(Task directions) Copy out each line exactly; pictures stay out of the copy.
- - -
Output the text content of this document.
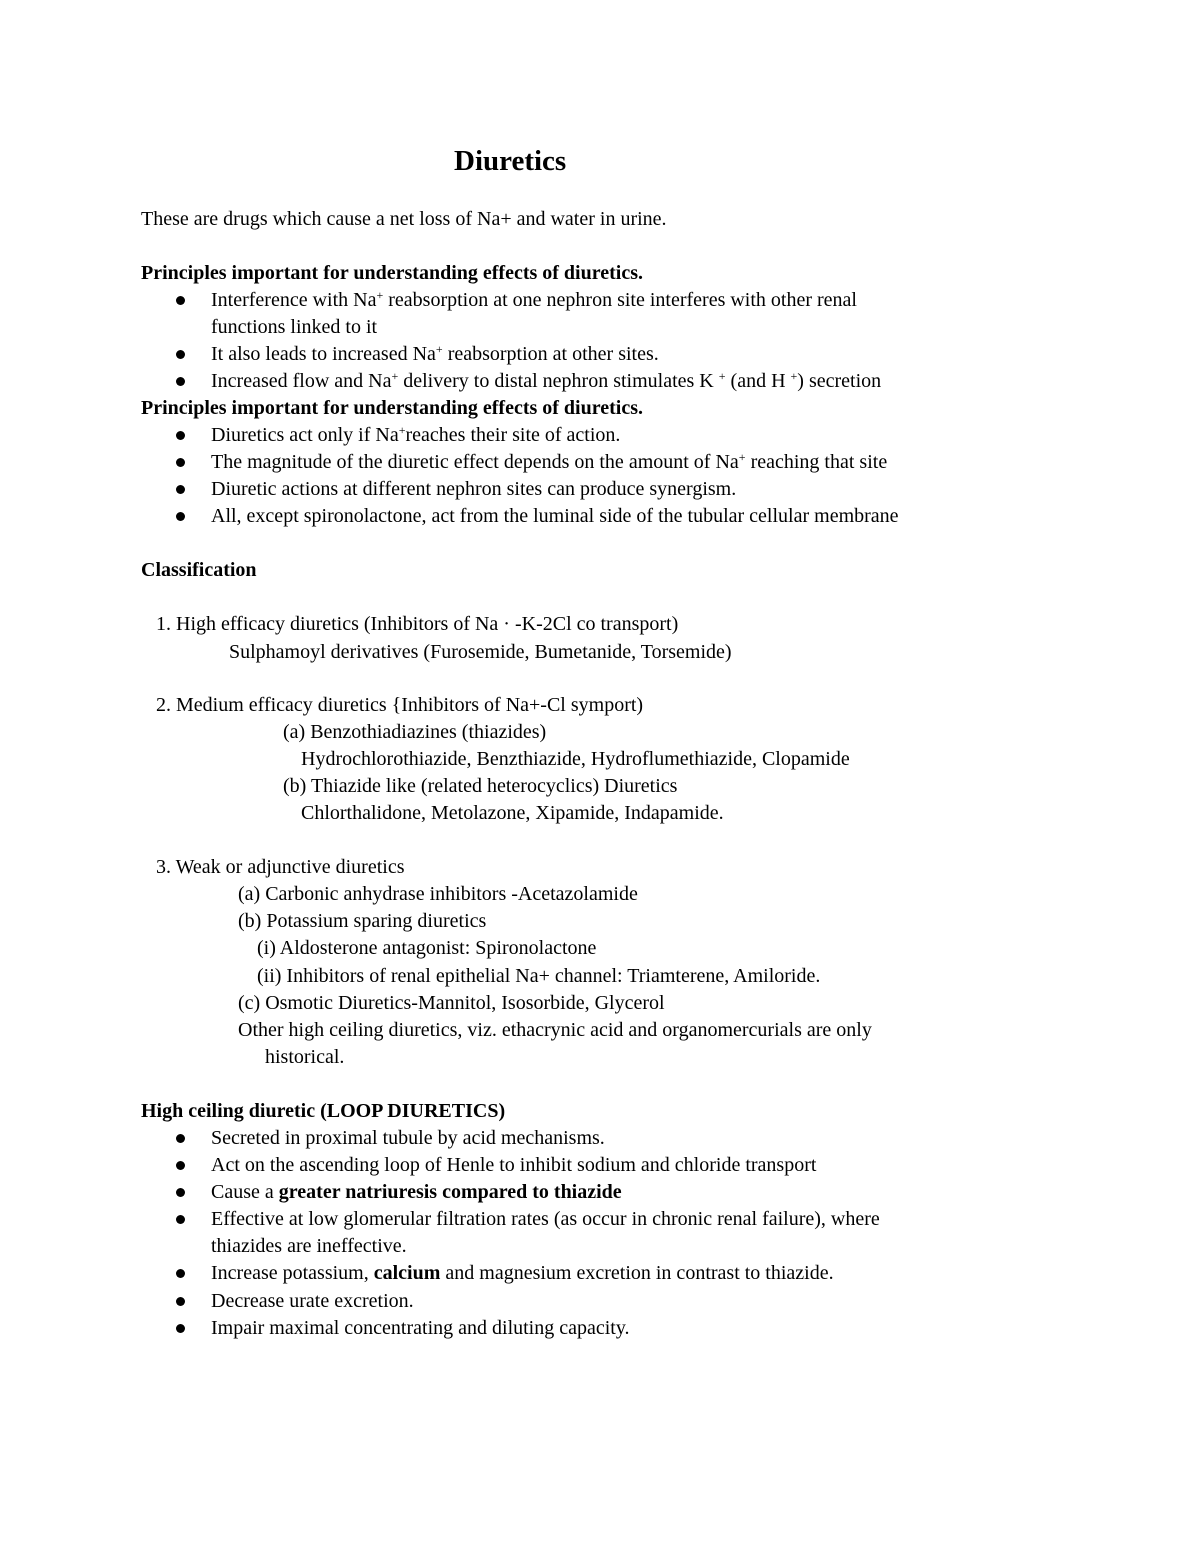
Diuretics
These are drugs which cause a net loss of Na+ and water in urine.
Principles important for understanding effects of diuretics.
Interference with Na+ reabsorption at one nephron site interferes with other renal
functions linked to it
It also leads to increased Na+ reabsorption at other sites.
Increased flow and Na+ delivery to distal nephron stimulates K + (and H +) secretion
Principles important for understanding effects of diuretics.
Diuretics act only if Na+reaches their site of action.
The magnitude of the diuretic effect depends on the amount of Na+ reaching that site
Diuretic actions at different nephron sites can produce synergism.
All, except spironolactone, act from the luminal side of the tubular cellular membrane
Classification
1. High efficacy diuretics (Inhibitors of Na · -K-2Cl co transport)
Sulphamoyl derivatives (Furosemide, Bumetanide, Torsemide)
2. Medium efficacy diuretics {Inhibitors of Na+-Cl symport)
(a) Benzothiadiazines (thiazides)
Hydrochlorothiazide, Benzthiazide, Hydroflumethiazide, Clopamide
(b) Thiazide like (related heterocyclics) Diuretics
Chlorthalidone, Metolazone, Xipamide, Indapamide.
3. Weak or adjunctive diuretics
(a) Carbonic anhydrase inhibitors -Acetazolamide
(b) Potassium sparing diuretics
(i) Aldosterone antagonist: Spironolactone
(ii) Inhibitors of renal epithelial Na+ channel: Triamterene, Amiloride.
(c) Osmotic Diuretics-Mannitol, Isosorbide, Glycerol
Other high ceiling diuretics, viz. ethacrynic acid and organomercurials are only
historical.
High ceiling diuretic (LOOP DIURETICS)
Secreted in proximal tubule by acid mechanisms.
Act on the ascending loop of Henle to inhibit sodium and chloride transport
Cause a greater natriuresis compared to thiazide
Effective at low glomerular filtration rates (as occur in chronic renal failure), where
thiazides are ineffective.
Increase potassium, calcium and magnesium excretion in contrast to thiazide.
Decrease urate excretion.
Impair maximal concentrating and diluting capacity.
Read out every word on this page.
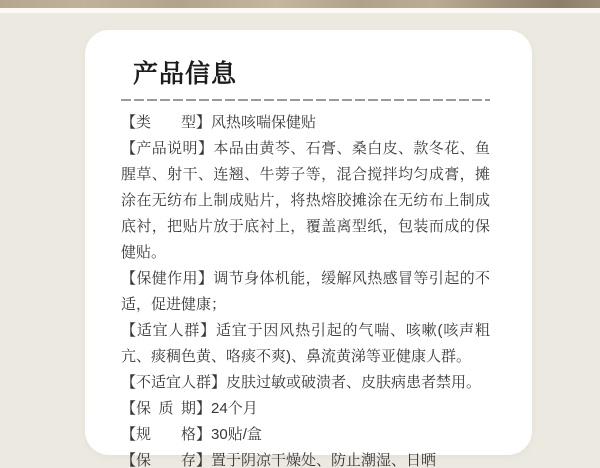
产品信息

【类　　型】风热咳喘保健贴

【产品说明】本品由黄芩、石膏、桑白皮、款冬花、鱼腥草、射干、连翘、牛蒡子等，混合搅拌均匀成膏，摊涂在无纺布上制成贴片，将热熔胶摊涂在无纺布上制成底衬，把贴片放于底衬上，覆盖离型纸，包装而成的保健贴。

【保健作用】调节身体机能，缓解风热感冒等引起的不适，促进健康；

【适宜人群】适宜于因风热引起的气喘、咳嗽(咳声粗亢、痰稠色黄、咯痰不爽)、鼻流黄涕等亚健康人群。

【不适宜人群】皮肤过敏或破溃者、皮肤病患者禁用。

【保 质 期】24个月

【规　　格】30贴/盒

【保　　存】置于阴凉干燥处、防止潮湿、日晒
- - -
(Completed task)
Output the text content of this document.
Diuretics
These are drugs which cause a net loss of Na+ and water in urine.
Principles important for understanding effects of diuretics.
Interference with Na+ reabsorption at one nephron site interferes with other renal
functions linked to it
It also leads to increased Na+ reabsorption at other sites.
Increased flow and Na+ delivery to distal nephron stimulates K + (and H +) secretion
Principles important for understanding effects of diuretics.
Diuretics act only if Na+reaches their site of action.
The magnitude of the diuretic effect depends on the amount of Na+ reaching that site
Diuretic actions at different nephron sites can produce synergism.
All, except spironolactone, act from the luminal side of the tubular cellular membrane
Classification
1. High efficacy diuretics (Inhibitors of Na · -K-2Cl co transport)
Sulphamoyl derivatives (Furosemide, Bumetanide, Torsemide)
2. Medium efficacy diuretics {Inhibitors of Na+-Cl symport)
(a) Benzothiadiazines (thiazides)
Hydrochlorothiazide, Benzthiazide, Hydroflumethiazide, Clopamide
(b) Thiazide like (related heterocyclics) Diuretics
Chlorthalidone, Metolazone, Xipamide, Indapamide.
3. Weak or adjunctive diuretics
(a) Carbonic anhydrase inhibitors -Acetazolamide
(b) Potassium sparing diuretics
(i) Aldosterone antagonist: Spironolactone
(ii) Inhibitors of renal epithelial Na+ channel: Triamterene, Amiloride.
(c) Osmotic Diuretics-Mannitol, Isosorbide, Glycerol
Other high ceiling diuretics, viz. ethacrynic acid and organomercurials are only
historical.
High ceiling diuretic (LOOP DIURETICS)
Secreted in proximal tubule by acid mechanisms.
Act on the ascending loop of Henle to inhibit sodium and chloride transport
Cause a greater natriuresis compared to thiazide
Effective at low glomerular filtration rates (as occur in chronic renal failure), where
thiazides are ineffective.
Increase potassium, calcium and magnesium excretion in contrast to thiazide.
Decrease urate excretion.
Impair maximal concentrating and diluting capacity.
Read out every word on this page.
产品信息

【类　　型】风热咳喘保健贴

【产品说明】本品由黄芩、石膏、桑白皮、款冬花、鱼腥草、射干、连翘、牛蒡子等，混合搅拌均匀成膏，摊涂在无纺布上制成贴片，将热熔胶摊涂在无纺布上制成底衬，把贴片放于底衬上，覆盖离型纸，包装而成的保健贴。

【保健作用】调节身体机能，缓解风热感冒等引起的不适，促进健康；

【适宜人群】适宜于因风热引起的气喘、咳嗽(咳声粗亢、痰稠色黄、咯痰不爽)、鼻流黄涕等亚健康人群。

【不适宜人群】皮肤过敏或破溃者、皮肤病患者禁用。

【保 质 期】24个月

【规　　格】30贴/盒

【保　　存】置于阴凉干燥处、防止潮湿、日晒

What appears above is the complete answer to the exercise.